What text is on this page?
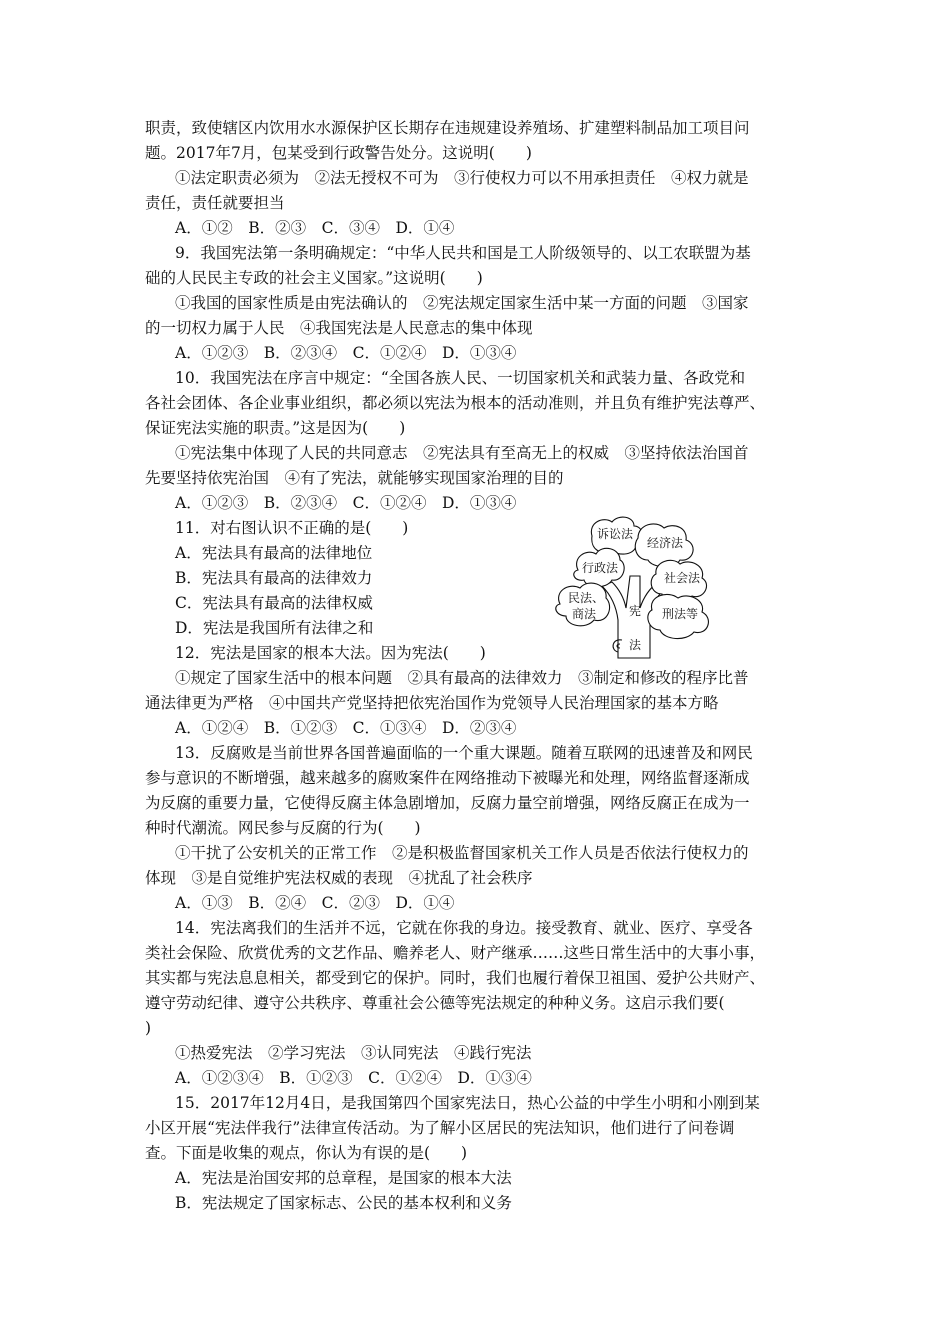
职责，致使辖区内饮用水水源保护区长期存在违规建设养殖场、扩建塑料制品加工项目问
题。2017年7月，包某受到行政警告处分。这说明(　　)
①法定职责必须为　②法无授权不可为　③行使权力可以不用承担责任　④权力就是
责任，责任就要担当
A．①②　B．②③　C．③④　D．①④
9．我国宪法第一条明确规定：“中华人民共和国是工人阶级领导的、以工农联盟为基
础的人民民主专政的社会主义国家。”这说明(　　)
①我国的国家性质是由宪法确认的　②宪法规定国家生活中某一方面的问题　③国家
的一切权力属于人民　④我国宪法是人民意志的集中体现
A．①②③　B．②③④　C．①②④　D．①③④
10．我国宪法在序言中规定：“全国各族人民、一切国家机关和武装力量、各政党和
各社会团体、各企业事业组织，都必须以宪法为根本的活动准则，并且负有维护宪法尊严、
保证宪法实施的职责。”这是因为(　　)
①宪法集中体现了人民的共同意志　②宪法具有至高无上的权威　③坚持依法治国首
先要坚持依宪治国　④有了宪法，就能够实现国家治理的目的
A．①②③　B．②③④　C．①②④　D．①③④
11．对右图认识不正确的是(　　)
A．宪法具有最高的法律地位
B．宪法具有最高的法律效力
C．宪法具有最高的法律权威
D．宪法是我国所有法律之和
诉讼法
经济法
行政法
社会法
民法、
商法	刑法等
宪
法
12．宪法是国家的根本大法。因为宪法(　　)
①规定了国家生活中的根本问题　②具有最高的法律效力　③制定和修改的程序比普
通法律更为严格　④中国共产党坚持把依宪治国作为党领导人民治理国家的基本方略
A．①②④　B．①②③　C．①③④　D．②③④
13．反腐败是当前世界各国普遍面临的一个重大课题。随着互联网的迅速普及和网民
参与意识的不断增强，越来越多的腐败案件在网络推动下被曝光和处理，网络监督逐渐成
为反腐的重要力量，它使得反腐主体急剧增加，反腐力量空前增强，网络反腐正在成为一
种时代潮流。网民参与反腐的行为(　　)
①干扰了公安机关的正常工作　②是积极监督国家机关工作人员是否依法行使权力的
体现　③是自觉维护宪法权威的表现　④扰乱了社会秩序
A．①③　B．②④　C．②③　D．①④
14．宪法离我们的生活并不远，它就在你我的身边。接受教育、就业、医疗、享受各
类社会保险、欣赏优秀的文艺作品、赡养老人、财产继承……这些日常生活中的大事小事，
其实都与宪法息息相关，都受到它的保护。同时，我们也履行着保卫祖国、爱护公共财产、
遵守劳动纪律、遵守公共秩序、尊重社会公德等宪法规定的种种义务。这启示我们要(
)
①热爱宪法　②学习宪法　③认同宪法　④践行宪法
A．①②③④　B．①②③　C．①②④　D．①③④
15．2017年12月4日，是我国第四个国家宪法日，热心公益的中学生小明和小刚到某
小区开展“宪法伴我行”法律宣传活动。为了解小区居民的宪法知识，他们进行了问卷调
查。下面是收集的观点，你认为有误的是(　　)
A．宪法是治国安邦的总章程，是国家的根本大法
B．宪法规定了国家标志、公民的基本权利和义务
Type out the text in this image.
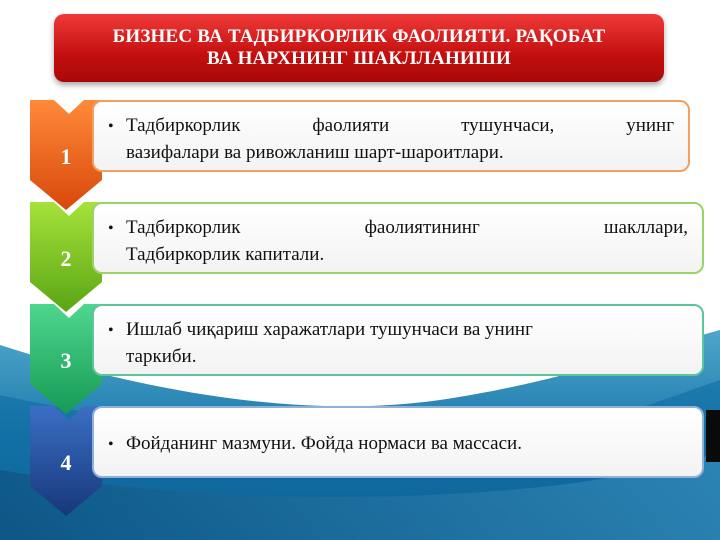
БИЗНЕС ВА ТАДБИРКОРЛИК ФАОЛИЯТИ. РАҚОБАТ
ВА НАРХНИНГ ШАКЛЛАНИШИ
1
• Тадбиркорлик	фаолияти	тушунчаси,	унинг
вазифалари ва ривожланиш шарт-шароитлари.
2
• Тадбиркорлик	фаолиятининг	шакллари,
Тадбиркорлик капитали.
3
• Ишлаб чиқариш харажатлари тушунчаси ва унинг
таркиби.
4
• Фойданинг мазмуни. Фойда нормаси ва массаси.
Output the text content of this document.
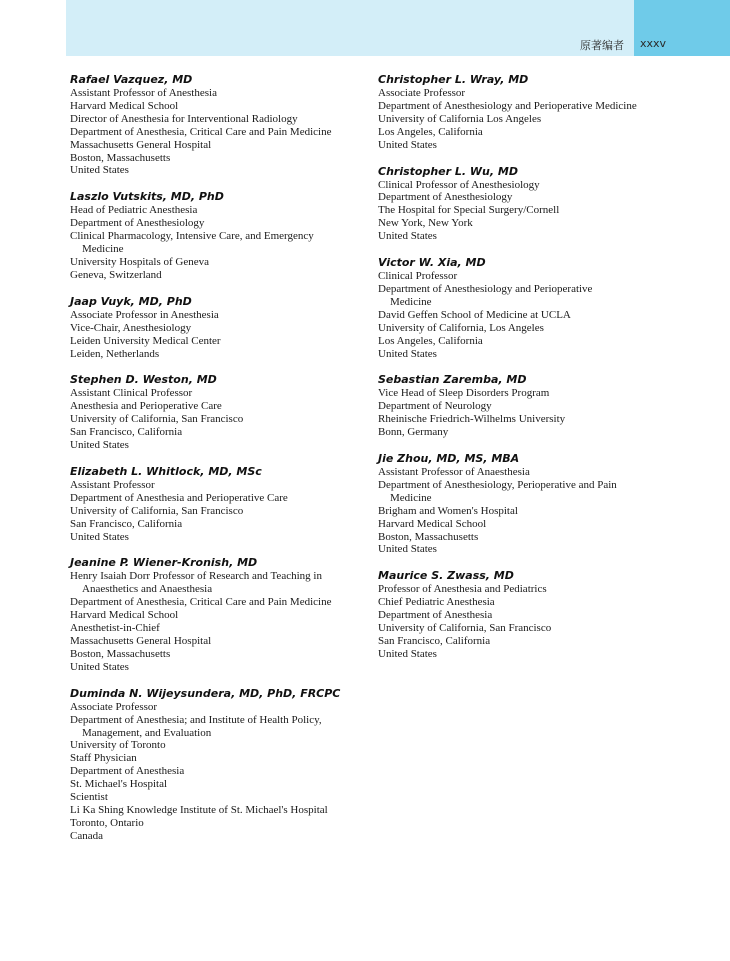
原著编者 xxxv
Rafael Vazquez, MD
Assistant Professor of Anesthesia
Harvard Medical School
Director of Anesthesia for Interventional Radiology
Department of Anesthesia, Critical Care and Pain Medicine
Massachusetts General Hospital
Boston, Massachusetts
United States
Laszlo Vutskits, MD, PhD
Head of Pediatric Anesthesia
Department of Anesthesiology
Clinical Pharmacology, Intensive Care, and Emergency
Medicine
University Hospitals of Geneva
Geneva, Switzerland
Jaap Vuyk, MD, PhD
Associate Professor in Anesthesia
Vice-Chair, Anesthesiology
Leiden University Medical Center
Leiden, Netherlands
Stephen D. Weston, MD
Assistant Clinical Professor
Anesthesia and Perioperative Care
University of California, San Francisco
San Francisco, California
United States
Elizabeth L. Whitlock, MD, MSc
Assistant Professor
Department of Anesthesia and Perioperative Care
University of California, San Francisco
San Francisco, California
United States
Jeanine P. Wiener-Kronish, MD
Henry Isaiah Dorr Professor of Research and Teaching in
Anaesthetics and Anaesthesia
Department of Anesthesia, Critical Care and Pain Medicine
Harvard Medical School
Anesthetist-in-Chief
Massachusetts General Hospital
Boston, Massachusetts
United States
Duminda N. Wijeysundera, MD, PhD, FRCPC
Associate Professor
Department of Anesthesia; and Institute of Health Policy,
Management, and Evaluation
University of Toronto
Staff Physician
Department of Anesthesia
St. Michael's Hospital
Scientist
Li Ka Shing Knowledge Institute of St. Michael's Hospital
Toronto, Ontario
Canada
Christopher L. Wray, MD
Associate Professor
Department of Anesthesiology and Perioperative Medicine
University of California Los Angeles
Los Angeles, California
United States
Christopher L. Wu, MD
Clinical Professor of Anesthesiology
Department of Anesthesiology
The Hospital for Special Surgery/Cornell
New York, New York
United States
Victor W. Xia, MD
Clinical Professor
Department of Anesthesiology and Perioperative
Medicine
David Geffen School of Medicine at UCLA
University of California, Los Angeles
Los Angeles, California
United States
Sebastian Zaremba, MD
Vice Head of Sleep Disorders Program
Department of Neurology
Rheinische Friedrich-Wilhelms University
Bonn, Germany
Jie Zhou, MD, MS, MBA
Assistant Professor of Anaesthesia
Department of Anesthesiology, Perioperative and Pain
Medicine
Brigham and Women's Hospital
Harvard Medical School
Boston, Massachusetts
United States
Maurice S. Zwass, MD
Professor of Anesthesia and Pediatrics
Chief Pediatric Anesthesia
Department of Anesthesia
University of California, San Francisco
San Francisco, California
United States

──────────────────────────────

Check the data for the word "Perioperative" and pull out the lines that have it.

▶ **SOLUTION TO THIS TASK**
Anesthesia and Perioperative Care
Department of Anesthesia and Perioperative Care
Department of Anesthesiology and Perioperative Medicine
Department of Anesthesiology and Perioperative
Department of Anesthesiology, Perioperative and Pain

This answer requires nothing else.